Task inputs >>
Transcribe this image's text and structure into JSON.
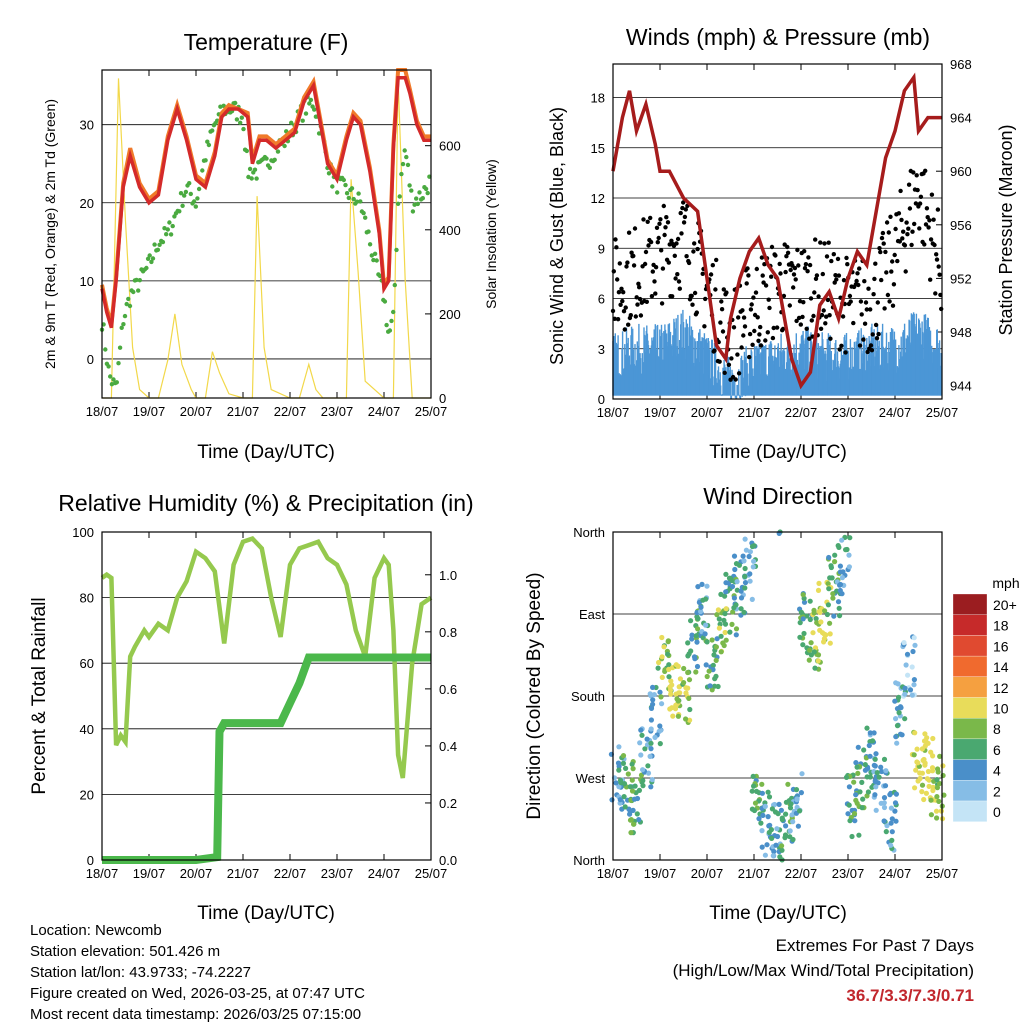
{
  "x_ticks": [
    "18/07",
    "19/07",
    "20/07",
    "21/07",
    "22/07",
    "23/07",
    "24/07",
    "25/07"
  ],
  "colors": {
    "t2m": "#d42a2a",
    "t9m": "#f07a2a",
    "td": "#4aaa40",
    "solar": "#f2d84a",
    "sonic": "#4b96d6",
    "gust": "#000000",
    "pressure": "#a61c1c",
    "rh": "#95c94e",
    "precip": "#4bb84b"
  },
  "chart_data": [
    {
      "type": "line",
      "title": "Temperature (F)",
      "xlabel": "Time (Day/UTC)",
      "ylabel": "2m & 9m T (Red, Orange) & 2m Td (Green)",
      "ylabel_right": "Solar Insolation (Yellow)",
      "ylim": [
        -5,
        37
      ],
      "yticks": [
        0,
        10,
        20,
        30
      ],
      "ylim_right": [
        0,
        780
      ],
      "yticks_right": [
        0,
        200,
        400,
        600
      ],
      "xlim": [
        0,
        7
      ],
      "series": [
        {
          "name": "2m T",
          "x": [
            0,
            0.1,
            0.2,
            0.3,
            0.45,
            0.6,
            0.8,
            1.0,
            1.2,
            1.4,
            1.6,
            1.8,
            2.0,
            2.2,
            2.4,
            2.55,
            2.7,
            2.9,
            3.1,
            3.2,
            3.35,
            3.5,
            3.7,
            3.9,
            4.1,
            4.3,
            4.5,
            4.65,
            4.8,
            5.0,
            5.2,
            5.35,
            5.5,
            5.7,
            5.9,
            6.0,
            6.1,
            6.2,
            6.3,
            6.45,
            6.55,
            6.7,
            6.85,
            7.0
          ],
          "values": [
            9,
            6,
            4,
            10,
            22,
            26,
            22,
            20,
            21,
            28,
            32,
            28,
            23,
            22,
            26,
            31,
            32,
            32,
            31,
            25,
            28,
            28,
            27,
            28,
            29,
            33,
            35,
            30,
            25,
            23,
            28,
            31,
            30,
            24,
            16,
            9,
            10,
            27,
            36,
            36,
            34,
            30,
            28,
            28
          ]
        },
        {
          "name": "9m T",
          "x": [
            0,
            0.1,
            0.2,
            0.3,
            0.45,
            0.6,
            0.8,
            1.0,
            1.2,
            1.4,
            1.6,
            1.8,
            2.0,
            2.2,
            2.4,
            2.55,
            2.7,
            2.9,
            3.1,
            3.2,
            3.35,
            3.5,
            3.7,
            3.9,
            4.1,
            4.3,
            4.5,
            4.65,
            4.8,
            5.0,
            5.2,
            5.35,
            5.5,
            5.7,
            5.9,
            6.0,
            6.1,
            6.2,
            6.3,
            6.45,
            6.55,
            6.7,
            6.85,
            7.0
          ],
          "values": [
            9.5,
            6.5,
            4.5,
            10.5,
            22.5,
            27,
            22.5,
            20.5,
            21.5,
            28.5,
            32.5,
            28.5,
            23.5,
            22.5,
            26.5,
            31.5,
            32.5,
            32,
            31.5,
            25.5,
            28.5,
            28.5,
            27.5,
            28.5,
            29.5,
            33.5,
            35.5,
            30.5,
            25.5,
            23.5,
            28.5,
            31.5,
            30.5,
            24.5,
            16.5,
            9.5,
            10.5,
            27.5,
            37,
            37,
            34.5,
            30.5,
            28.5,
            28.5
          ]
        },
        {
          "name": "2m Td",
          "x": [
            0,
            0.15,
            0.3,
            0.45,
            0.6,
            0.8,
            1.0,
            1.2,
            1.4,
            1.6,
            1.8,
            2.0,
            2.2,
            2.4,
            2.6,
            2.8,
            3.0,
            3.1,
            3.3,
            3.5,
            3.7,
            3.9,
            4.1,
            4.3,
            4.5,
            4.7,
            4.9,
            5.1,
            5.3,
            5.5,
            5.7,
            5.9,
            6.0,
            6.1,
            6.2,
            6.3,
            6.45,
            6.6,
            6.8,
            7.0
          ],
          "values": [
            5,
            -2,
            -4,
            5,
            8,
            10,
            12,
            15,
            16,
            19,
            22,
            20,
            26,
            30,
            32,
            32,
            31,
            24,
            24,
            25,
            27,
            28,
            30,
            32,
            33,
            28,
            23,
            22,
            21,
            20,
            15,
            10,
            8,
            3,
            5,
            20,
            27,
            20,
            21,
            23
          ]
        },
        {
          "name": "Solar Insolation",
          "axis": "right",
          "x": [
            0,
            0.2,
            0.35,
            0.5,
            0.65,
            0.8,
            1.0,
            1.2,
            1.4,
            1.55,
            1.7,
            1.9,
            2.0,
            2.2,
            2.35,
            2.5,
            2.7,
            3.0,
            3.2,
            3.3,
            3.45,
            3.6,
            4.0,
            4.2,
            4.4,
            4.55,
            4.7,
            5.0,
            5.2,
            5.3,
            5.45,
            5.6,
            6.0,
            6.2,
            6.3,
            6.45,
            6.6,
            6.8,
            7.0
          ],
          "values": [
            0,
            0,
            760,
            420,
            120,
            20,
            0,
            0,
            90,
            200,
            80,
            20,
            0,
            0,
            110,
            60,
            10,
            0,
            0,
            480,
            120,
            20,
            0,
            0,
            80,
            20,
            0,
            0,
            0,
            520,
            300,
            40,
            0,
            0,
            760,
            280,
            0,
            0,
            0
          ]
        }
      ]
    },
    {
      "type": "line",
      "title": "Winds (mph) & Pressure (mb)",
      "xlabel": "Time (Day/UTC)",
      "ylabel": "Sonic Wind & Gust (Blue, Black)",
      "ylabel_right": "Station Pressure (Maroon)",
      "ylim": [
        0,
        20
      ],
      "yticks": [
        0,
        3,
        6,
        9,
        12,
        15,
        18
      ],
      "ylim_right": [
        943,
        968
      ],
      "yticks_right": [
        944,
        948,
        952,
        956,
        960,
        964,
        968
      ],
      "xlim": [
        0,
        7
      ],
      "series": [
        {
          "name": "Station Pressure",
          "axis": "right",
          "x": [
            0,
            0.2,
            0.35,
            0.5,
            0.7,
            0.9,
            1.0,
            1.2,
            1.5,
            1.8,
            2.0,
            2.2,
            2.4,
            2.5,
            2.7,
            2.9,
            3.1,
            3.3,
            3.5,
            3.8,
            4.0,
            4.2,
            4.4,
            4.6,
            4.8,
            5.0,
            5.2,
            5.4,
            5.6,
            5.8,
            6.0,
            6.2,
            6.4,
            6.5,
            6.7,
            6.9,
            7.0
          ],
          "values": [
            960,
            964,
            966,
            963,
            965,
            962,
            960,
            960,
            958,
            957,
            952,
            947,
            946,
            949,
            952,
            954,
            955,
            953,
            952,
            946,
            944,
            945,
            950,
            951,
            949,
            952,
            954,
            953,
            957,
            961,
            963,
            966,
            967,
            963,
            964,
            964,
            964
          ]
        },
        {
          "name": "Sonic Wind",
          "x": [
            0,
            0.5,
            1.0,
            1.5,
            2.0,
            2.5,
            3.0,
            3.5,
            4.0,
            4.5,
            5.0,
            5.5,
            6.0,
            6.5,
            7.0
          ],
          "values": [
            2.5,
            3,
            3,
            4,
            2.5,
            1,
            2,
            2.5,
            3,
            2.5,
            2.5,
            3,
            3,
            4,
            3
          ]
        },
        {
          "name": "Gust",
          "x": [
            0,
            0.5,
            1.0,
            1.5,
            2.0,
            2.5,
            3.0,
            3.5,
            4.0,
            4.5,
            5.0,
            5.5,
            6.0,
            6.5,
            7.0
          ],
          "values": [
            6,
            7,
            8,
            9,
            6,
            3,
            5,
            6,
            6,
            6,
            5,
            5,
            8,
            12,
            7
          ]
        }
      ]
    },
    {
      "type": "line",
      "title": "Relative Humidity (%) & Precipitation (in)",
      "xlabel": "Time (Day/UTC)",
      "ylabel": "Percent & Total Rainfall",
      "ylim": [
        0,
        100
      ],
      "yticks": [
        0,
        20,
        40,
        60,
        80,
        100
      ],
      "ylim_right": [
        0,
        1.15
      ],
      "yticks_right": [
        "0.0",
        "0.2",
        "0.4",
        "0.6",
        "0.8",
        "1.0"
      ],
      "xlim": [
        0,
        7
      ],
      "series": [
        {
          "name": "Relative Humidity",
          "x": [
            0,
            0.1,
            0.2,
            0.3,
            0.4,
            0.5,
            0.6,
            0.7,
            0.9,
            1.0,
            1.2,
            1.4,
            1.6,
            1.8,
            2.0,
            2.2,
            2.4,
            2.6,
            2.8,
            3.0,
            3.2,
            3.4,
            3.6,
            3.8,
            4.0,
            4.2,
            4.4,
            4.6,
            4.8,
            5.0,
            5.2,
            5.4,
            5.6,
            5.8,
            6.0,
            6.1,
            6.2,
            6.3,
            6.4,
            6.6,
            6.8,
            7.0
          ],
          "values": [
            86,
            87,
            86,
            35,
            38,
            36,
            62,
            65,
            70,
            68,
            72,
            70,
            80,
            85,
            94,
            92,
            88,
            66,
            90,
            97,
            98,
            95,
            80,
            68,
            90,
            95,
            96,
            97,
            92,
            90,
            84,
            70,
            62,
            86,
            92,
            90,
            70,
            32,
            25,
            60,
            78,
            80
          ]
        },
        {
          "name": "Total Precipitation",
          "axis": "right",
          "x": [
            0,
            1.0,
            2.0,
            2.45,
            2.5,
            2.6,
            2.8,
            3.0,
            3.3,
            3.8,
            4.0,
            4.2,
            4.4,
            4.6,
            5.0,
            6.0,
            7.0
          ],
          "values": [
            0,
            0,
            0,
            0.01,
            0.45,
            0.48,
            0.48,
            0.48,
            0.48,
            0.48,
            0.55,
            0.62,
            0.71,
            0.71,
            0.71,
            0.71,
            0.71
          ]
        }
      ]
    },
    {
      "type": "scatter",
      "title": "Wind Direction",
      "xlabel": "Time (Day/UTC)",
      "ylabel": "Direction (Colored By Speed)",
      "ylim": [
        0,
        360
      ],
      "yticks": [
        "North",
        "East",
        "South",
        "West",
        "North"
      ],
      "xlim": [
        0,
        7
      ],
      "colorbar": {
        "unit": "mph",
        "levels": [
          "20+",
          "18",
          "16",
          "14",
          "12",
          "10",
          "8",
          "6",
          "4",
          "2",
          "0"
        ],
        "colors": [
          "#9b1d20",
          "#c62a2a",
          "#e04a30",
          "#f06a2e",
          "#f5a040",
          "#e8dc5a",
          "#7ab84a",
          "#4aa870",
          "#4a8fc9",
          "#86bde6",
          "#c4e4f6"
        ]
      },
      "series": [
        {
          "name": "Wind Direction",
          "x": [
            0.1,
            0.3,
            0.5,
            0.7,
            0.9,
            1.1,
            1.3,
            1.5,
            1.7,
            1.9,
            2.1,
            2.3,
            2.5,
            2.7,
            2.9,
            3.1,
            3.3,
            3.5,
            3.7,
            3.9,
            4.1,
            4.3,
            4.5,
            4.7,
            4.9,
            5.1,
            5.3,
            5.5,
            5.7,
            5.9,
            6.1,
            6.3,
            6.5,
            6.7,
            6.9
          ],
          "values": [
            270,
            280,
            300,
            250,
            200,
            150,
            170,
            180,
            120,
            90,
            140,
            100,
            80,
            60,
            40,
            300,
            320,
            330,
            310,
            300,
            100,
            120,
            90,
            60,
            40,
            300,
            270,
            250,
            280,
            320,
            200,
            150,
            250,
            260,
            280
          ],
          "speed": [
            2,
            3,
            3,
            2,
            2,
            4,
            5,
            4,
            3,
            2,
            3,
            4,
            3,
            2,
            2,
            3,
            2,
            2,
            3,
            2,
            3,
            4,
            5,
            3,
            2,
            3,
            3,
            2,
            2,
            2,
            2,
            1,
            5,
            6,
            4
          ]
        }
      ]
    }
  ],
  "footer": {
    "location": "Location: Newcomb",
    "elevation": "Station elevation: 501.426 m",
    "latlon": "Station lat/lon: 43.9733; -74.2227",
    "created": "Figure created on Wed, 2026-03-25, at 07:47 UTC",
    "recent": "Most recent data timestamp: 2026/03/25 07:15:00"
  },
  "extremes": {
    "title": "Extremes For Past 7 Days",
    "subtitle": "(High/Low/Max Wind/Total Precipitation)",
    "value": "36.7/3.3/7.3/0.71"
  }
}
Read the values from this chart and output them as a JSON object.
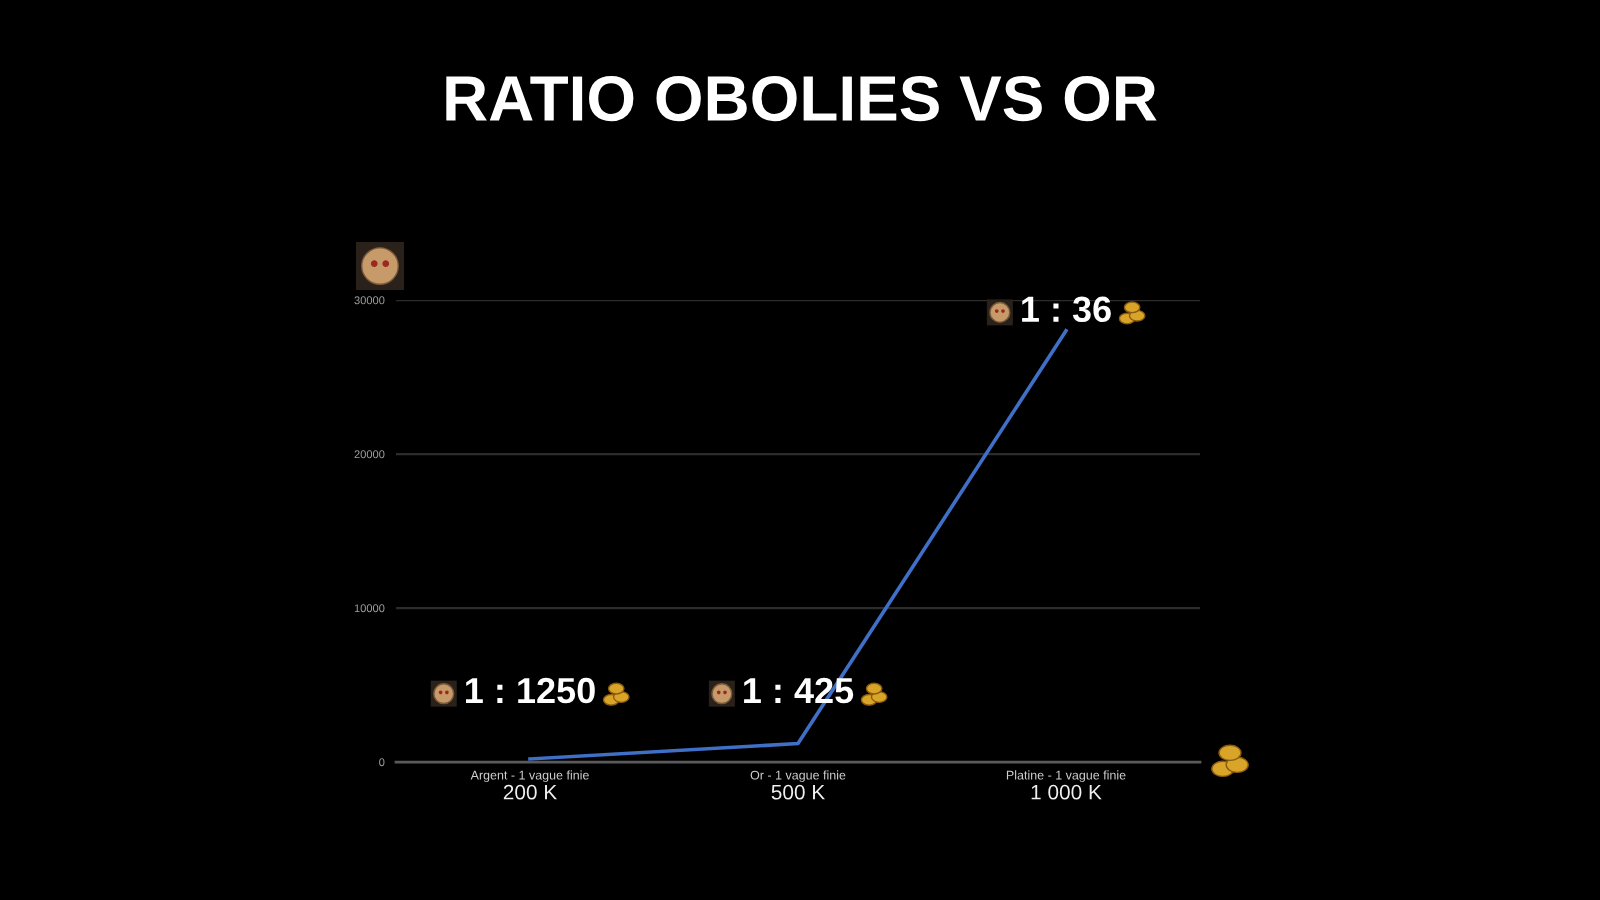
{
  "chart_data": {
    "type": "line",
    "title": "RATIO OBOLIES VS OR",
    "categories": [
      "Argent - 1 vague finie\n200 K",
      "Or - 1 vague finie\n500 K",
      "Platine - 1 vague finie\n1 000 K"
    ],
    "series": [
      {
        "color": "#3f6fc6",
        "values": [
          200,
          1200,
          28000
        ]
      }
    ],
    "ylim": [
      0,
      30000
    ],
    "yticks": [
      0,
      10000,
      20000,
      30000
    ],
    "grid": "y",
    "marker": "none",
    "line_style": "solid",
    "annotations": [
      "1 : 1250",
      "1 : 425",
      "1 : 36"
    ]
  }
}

What the exercise asks >>
Reproduce the lines above, exactly and exclusively, from the line containing "Read the values" down to the last line, both included; pictures are not part of the copy.

Solved exercise >>
Read the values from this chart and output them as a JSON object.
{
  "chart_data": {
    "type": "line",
    "title": "RATIO OBOLIES VS OR",
    "categories": [
      "Argent - 1 vague finie\n200 K",
      "Or - 1 vague finie\n500 K",
      "Platine - 1 vague finie\n1 000 K"
    ],
    "series": [
      {
        "color": "#3f6fc6",
        "values": [
          200,
          1200,
          28000
        ]
      }
    ],
    "ylim": [
      0,
      30000
    ],
    "yticks": [
      0,
      10000,
      20000,
      30000
    ],
    "grid": "y",
    "marker": "none",
    "line_style": "solid",
    "annotations": [
      "1 : 1250",
      "1 : 425",
      "1 : 36"
    ]
  }
}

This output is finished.